[Problem to solve] Every record should be copied exactly, except that pictures are to be omitted.

[Records to use]
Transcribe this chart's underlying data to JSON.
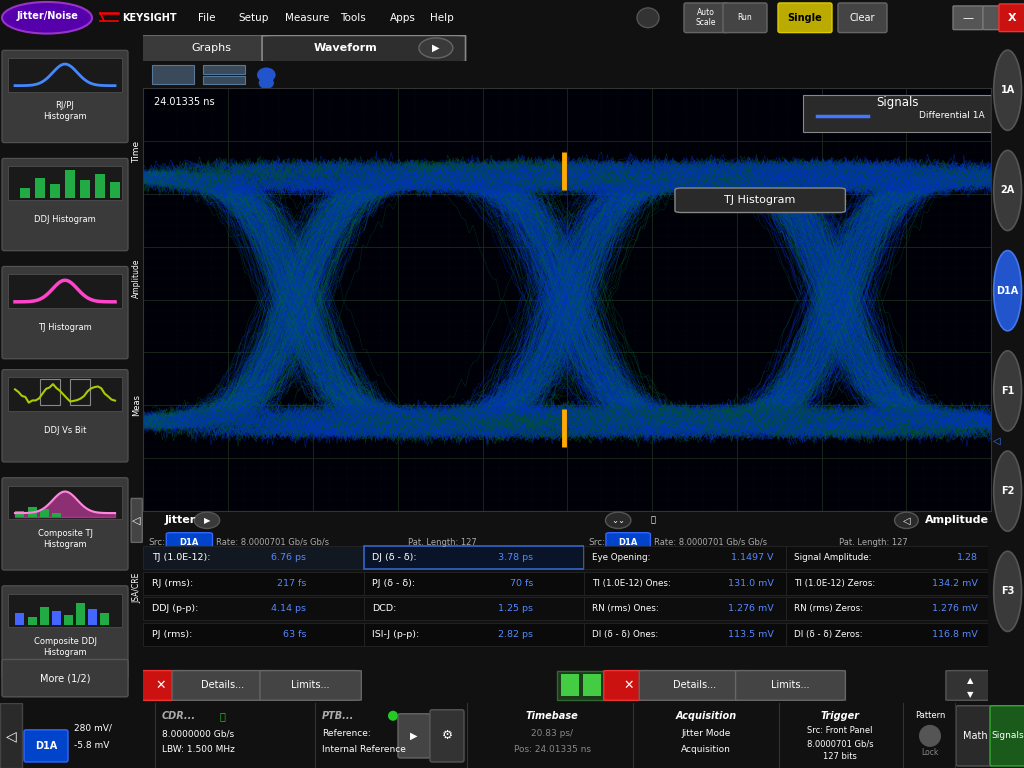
{
  "bg_color": "#111111",
  "toolbar_bg": "#1a1a1a",
  "sidebar_bg": "#1a1a1a",
  "waveform_bg": "#000005",
  "panel_bg": "#0a0a0a",
  "tab_bar_bg": "#111111",
  "grid_color": "#1e2a1e",
  "text_white": "#ffffff",
  "text_gray": "#aaaaaa",
  "text_blue": "#5588ff",
  "eye_blue": "#0033cc",
  "eye_green": "#007722",
  "highlight_orange": "#ffaa00",
  "signal_legend_text": "Differential 1A",
  "timestamp": "24.01335 ns",
  "jitter_data": {
    "src": "D1A",
    "rate": "8.0000701 Gb/s",
    "pat_length": "127",
    "tj": "6.76 ps",
    "rj": "217 fs",
    "ddj": "4.14 ps",
    "pj_rms": "63 fs",
    "dj": "3.78 ps",
    "pj_dd": "70 fs",
    "dcd": "1.25 ps",
    "isi_j": "2.82 ps"
  },
  "amplitude_data": {
    "src": "D1A",
    "rate": "8.0000701 Gb/s",
    "pat_length": "127",
    "eye_opening": "1.1497 V",
    "signal_amplitude": "1.28",
    "ti_ones": "131.0 mV",
    "ti_zeros": "134.2 mV",
    "rn_ones": "1.276 mV",
    "rn_zeros": "1.276 mV",
    "di_ones": "113.5 mV",
    "di_zeros": "116.8 mV"
  },
  "side_buttons": [
    "1A",
    "2A",
    "D1A",
    "F1",
    "F2",
    "F3"
  ],
  "menu_items": [
    "File",
    "Setup",
    "Measure",
    "Tools",
    "Apps",
    "Help"
  ]
}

[Written solution]
Transcribe this chart's underlying data to JSON.
{
  "bg_color": "#111111",
  "toolbar_bg": "#1a1a1a",
  "sidebar_bg": "#1a1a1a",
  "waveform_bg": "#000005",
  "panel_bg": "#0a0a0a",
  "tab_bar_bg": "#111111",
  "grid_color": "#1e2a1e",
  "text_white": "#ffffff",
  "text_gray": "#aaaaaa",
  "text_blue": "#5588ff",
  "eye_blue": "#0033cc",
  "eye_green": "#007722",
  "highlight_orange": "#ffaa00",
  "signal_legend_text": "Differential 1A",
  "timestamp": "24.01335 ns",
  "jitter_data": {
    "src": "D1A",
    "rate": "8.0000701 Gb/s",
    "pat_length": "127",
    "tj": "6.76 ps",
    "rj": "217 fs",
    "ddj": "4.14 ps",
    "pj_rms": "63 fs",
    "dj": "3.78 ps",
    "pj_dd": "70 fs",
    "dcd": "1.25 ps",
    "isi_j": "2.82 ps"
  },
  "amplitude_data": {
    "src": "D1A",
    "rate": "8.0000701 Gb/s",
    "pat_length": "127",
    "eye_opening": "1.1497 V",
    "signal_amplitude": "1.28",
    "ti_ones": "131.0 mV",
    "ti_zeros": "134.2 mV",
    "rn_ones": "1.276 mV",
    "rn_zeros": "1.276 mV",
    "di_ones": "113.5 mV",
    "di_zeros": "116.8 mV"
  },
  "side_buttons": [
    "1A",
    "2A",
    "D1A",
    "F1",
    "F2",
    "F3"
  ],
  "menu_items": [
    "File",
    "Setup",
    "Measure",
    "Tools",
    "Apps",
    "Help"
  ]
}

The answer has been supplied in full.